DIRECTIONS
Using the connector excerpt that follows, say yes or no to whether each statement agrees with it, and quote the words of the excerpt that decide each one. 1. Within each contact module, the mating portions are arranged in a row. 2. In the illustrated embodiment, each mating portion is a split beam type of contact. 3. The mating portions alone define the header interface.

EXCERPT TO READ
The receptacle signal contacts 142 have mating portions 242
extending from the front wall of the dielectric frame 230. The
mating portions 242 are configured to be mated with, and
electrically connected to, corresponding header signal contacts 120
(shown in FIG. 1). The mating portions 242 within each contact
module 140 are arranged in a column. The mating portions 242 define
receptacle type mating ends having a receptacle 244 that is
configured to receive a pin type contact, such as the header signal
contact 120. In the illustrated embodiment, each mating portion 242
is a split beam type of contact having opposed beams 246, 248
defining and flanking the receptacle 244. Other types of mating
portions may be provided in alternative embodiments.
The mating portions 242, grounding contacts 236 and first
receptacle housing 138 together define the header interface 134.
For example, the size and shape of the perimeter of the first
receptacle housing 138 as well as the shapes and positions of the
mating portions 242 and grounding contacts 236 define the header
interface 134. For example, the mating portions 242 have a
predetermined pinout defined by the relative positions of the
mating portions 242. The header interface 134 is configured for
mating with the header transition connector 102 (shown in FIG.

ENTRIES
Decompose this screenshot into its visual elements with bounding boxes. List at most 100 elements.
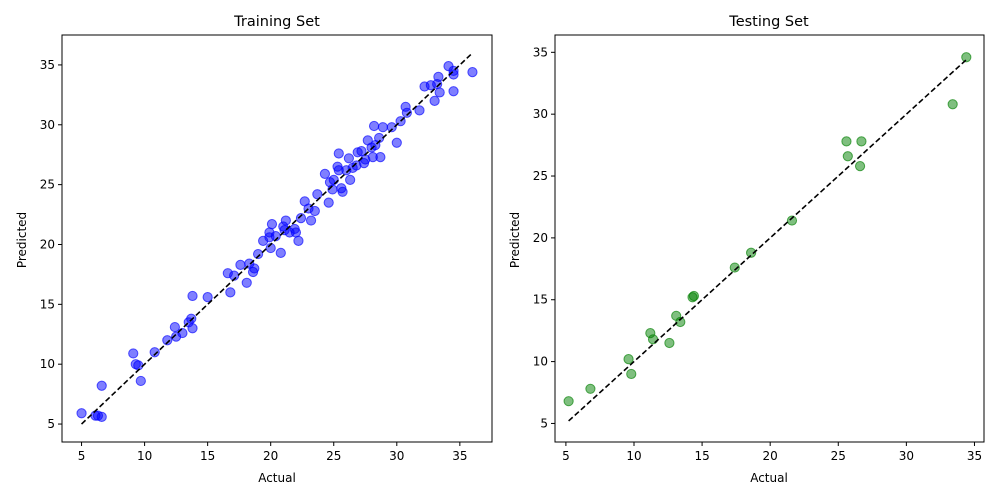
- testing-x-tick-label: 20: [763, 449, 778, 463]
- training-title: Training Set: [233, 14, 320, 30]
- testing-data-point: [961, 52, 972, 63]
- testing-data-point: [746, 247, 757, 258]
- testing-y-tick-label: 15: [533, 293, 548, 307]
- training-data-point: [293, 235, 304, 246]
- testing-x-tick-label: 25: [831, 449, 846, 463]
- training-data-point: [169, 321, 180, 333]
- training-data-point: [356, 146, 367, 157]
- training-x-tick-label: 15: [200, 449, 215, 463]
- testing-plot-frame: [554, 34, 985, 443]
- training-data-point: [345, 174, 356, 185]
- training-x-tick-label: 25: [326, 449, 341, 463]
- training-plot-frame: [61, 34, 493, 443]
- testing-data-point: [664, 337, 675, 349]
- testing-data-point: [841, 136, 852, 147]
- training-y-tick-label: 25: [40, 178, 55, 192]
- testing-data-point: [647, 334, 659, 345]
- testing-y-tick-label: 25: [533, 169, 548, 183]
- testing-y-tick-label: 5: [540, 416, 548, 430]
- training-data-point: [252, 248, 264, 260]
- training-y-tick-label: 30: [40, 118, 55, 132]
- testing-data-point: [623, 354, 634, 365]
- testing-data-point: [626, 368, 637, 380]
- training-x-tick-label: 5: [78, 449, 86, 463]
- testing-data-point: [675, 316, 686, 328]
- training-data-point: [280, 215, 291, 226]
- training-data-point: [249, 263, 260, 274]
- testing-y-tick-label: 10: [533, 355, 548, 369]
- training-data-point: [241, 277, 252, 288]
- testing-x-tick-label: 15: [694, 449, 709, 463]
- training-data-point: [96, 380, 107, 391]
- training-x-axis-label: Actual: [258, 471, 296, 485]
- training-data-point: [290, 227, 302, 238]
- testing-x-axis-label: Actual: [750, 471, 788, 485]
- training-x-tick-label: 30: [389, 449, 404, 463]
- testing-data-point: [947, 99, 958, 110]
- testing-reference-line: [568, 59, 967, 422]
- testing-y-tick-label: 20: [533, 231, 548, 245]
- training-data-point: [333, 148, 344, 159]
- testing-x-tick-label: 30: [899, 449, 914, 463]
- training-data-point: [202, 292, 213, 303]
- training-data-point: [343, 153, 354, 164]
- training-data-point: [337, 186, 348, 197]
- training-data-point: [133, 360, 144, 371]
- training-data-point: [448, 86, 459, 97]
- testing-data-point: [854, 161, 866, 172]
- training-data-point: [433, 71, 444, 83]
- training-set-panel: Training Set Actual Predicted 5 10 15 20 25 3…: [15, 14, 493, 485]
- training-data-point: [76, 408, 87, 419]
- training-y-tick-label: 5: [47, 417, 55, 431]
- training-x-tick-label: 10: [137, 449, 152, 463]
- training-data-point: [319, 168, 331, 179]
- training-data-point: [375, 152, 386, 163]
- training-data-point: [225, 287, 236, 298]
- training-data-point: [275, 247, 286, 258]
- training-data-point: [386, 122, 397, 133]
- training-data-point: [414, 105, 425, 116]
- testing-data-point: [688, 290, 700, 302]
- training-data-point: [467, 67, 478, 78]
- testing-y-tick-label: 30: [533, 107, 548, 121]
- training-data-point: [266, 219, 278, 230]
- training-x-tick-label: 20: [263, 449, 278, 463]
- training-data-point: [96, 411, 107, 422]
- training-data-point: [434, 87, 445, 98]
- testing-x-tick-label: 5: [562, 449, 570, 463]
- testing-x-tick-label: 10: [626, 449, 641, 463]
- training-data-point: [309, 205, 320, 217]
- training-data-point: [377, 122, 389, 133]
- testing-y-axis-label: Predicted: [508, 212, 522, 268]
- testing-data-point: [842, 151, 853, 162]
- training-data-point: [369, 120, 380, 132]
- testing-data-point: [786, 215, 798, 226]
- testing-title: Testing Set: [728, 14, 809, 30]
- testing-data-point: [856, 136, 867, 147]
- testing-set-panel: Testing Set Actual Predicted 5 10 15 20 25 30…: [508, 14, 985, 485]
- training-data-point: [295, 213, 307, 224]
- training-data-point: [323, 197, 334, 208]
- training-data-point: [429, 95, 440, 106]
- training-data-point: [162, 335, 173, 346]
- testing-data-point: [729, 262, 740, 273]
- training-data-point: [305, 215, 317, 226]
- training-data-point: [328, 174, 339, 185]
- training-y-tick-label: 20: [40, 237, 55, 251]
- training-y-tick-label: 10: [40, 357, 55, 371]
- training-data-point: [235, 259, 246, 270]
- training-x-tick-label: 35: [452, 449, 467, 463]
- training-data-point: [149, 347, 160, 358]
- testing-points: [563, 52, 972, 407]
- testing-data-point: [563, 396, 574, 407]
- training-data-point: [135, 375, 146, 387]
- training-data-point: [312, 189, 323, 200]
- training-data-point: [187, 290, 198, 302]
- training-data-point: [401, 107, 412, 118]
- training-y-tick-label: 35: [40, 58, 55, 72]
- training-data-point: [128, 348, 139, 359]
- training-y-axis-label: Predicted: [15, 212, 29, 268]
- testing-data-point: [585, 383, 596, 394]
- testing-x-tick-label: 35: [967, 449, 982, 463]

FINISHED EXERCISE
1. No: "The mating portions 242 within each contact module 140 are arranged in a column."
2. Yes: "In the illustrated embodiment, each mating portion 242 is a split beam type of contact having opposed beams 246, 248 defining and flanking the receptacle 244."
3. No: "The mating portions 242, grounding contacts 236 and first receptacle housing 138 together define the header interface 134."